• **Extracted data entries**
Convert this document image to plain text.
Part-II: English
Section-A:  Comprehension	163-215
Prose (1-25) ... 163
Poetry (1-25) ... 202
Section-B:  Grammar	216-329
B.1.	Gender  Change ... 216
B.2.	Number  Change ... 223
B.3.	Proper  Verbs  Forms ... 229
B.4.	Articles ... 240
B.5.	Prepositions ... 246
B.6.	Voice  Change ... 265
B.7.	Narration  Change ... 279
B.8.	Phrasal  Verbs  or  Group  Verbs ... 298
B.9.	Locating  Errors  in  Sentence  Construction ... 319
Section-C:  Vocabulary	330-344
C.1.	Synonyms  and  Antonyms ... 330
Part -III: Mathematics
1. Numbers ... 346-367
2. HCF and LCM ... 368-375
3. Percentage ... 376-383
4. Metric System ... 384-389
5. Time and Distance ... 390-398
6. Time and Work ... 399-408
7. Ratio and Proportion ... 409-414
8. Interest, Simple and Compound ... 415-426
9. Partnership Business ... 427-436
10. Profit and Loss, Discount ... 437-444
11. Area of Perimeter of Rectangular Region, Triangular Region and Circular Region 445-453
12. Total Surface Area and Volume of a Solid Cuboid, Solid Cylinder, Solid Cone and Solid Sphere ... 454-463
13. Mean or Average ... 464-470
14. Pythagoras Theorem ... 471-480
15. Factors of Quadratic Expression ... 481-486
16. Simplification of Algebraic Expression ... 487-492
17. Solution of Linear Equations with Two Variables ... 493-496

• **Your instructions**
Write down every line of the data exactly as it appears above.

• **Task output**
Convert this document image to plain text.
Part-II: English
Section-A:  Comprehension	163-215
Prose (1-25) ... 163
Poetry (1-25) ... 202
Section-B:  Grammar	216-329
B.1.	Gender  Change ... 216
B.2.	Number  Change ... 223
B.3.	Proper  Verbs  Forms ... 229
B.4.	Articles ... 240
B.5.	Prepositions ... 246
B.6.	Voice  Change ... 265
B.7.	Narration  Change ... 279
B.8.	Phrasal  Verbs  or  Group  Verbs ... 298
B.9.	Locating  Errors  in  Sentence  Construction ... 319
Section-C:  Vocabulary	330-344
C.1.	Synonyms  and  Antonyms ... 330
Part -III: Mathematics
1. Numbers ... 346-367
2. HCF and LCM ... 368-375
3. Percentage ... 376-383
4. Metric System ... 384-389
5. Time and Distance ... 390-398
6. Time and Work ... 399-408
7. Ratio and Proportion ... 409-414
8. Interest, Simple and Compound ... 415-426
9. Partnership Business ... 427-436
10. Profit and Loss, Discount ... 437-444
11. Area of Perimeter of Rectangular Region, Triangular Region and Circular Region 445-453
12. Total Surface Area and Volume of a Solid Cuboid, Solid Cylinder, Solid Cone and Solid Sphere ... 454-463
13. Mean or Average ... 464-470
14. Pythagoras Theorem ... 471-480
15. Factors of Quadratic Expression ... 481-486
16. Simplification of Algebraic Expression ... 487-492
17. Solution of Linear Equations with Two Variables ... 493-496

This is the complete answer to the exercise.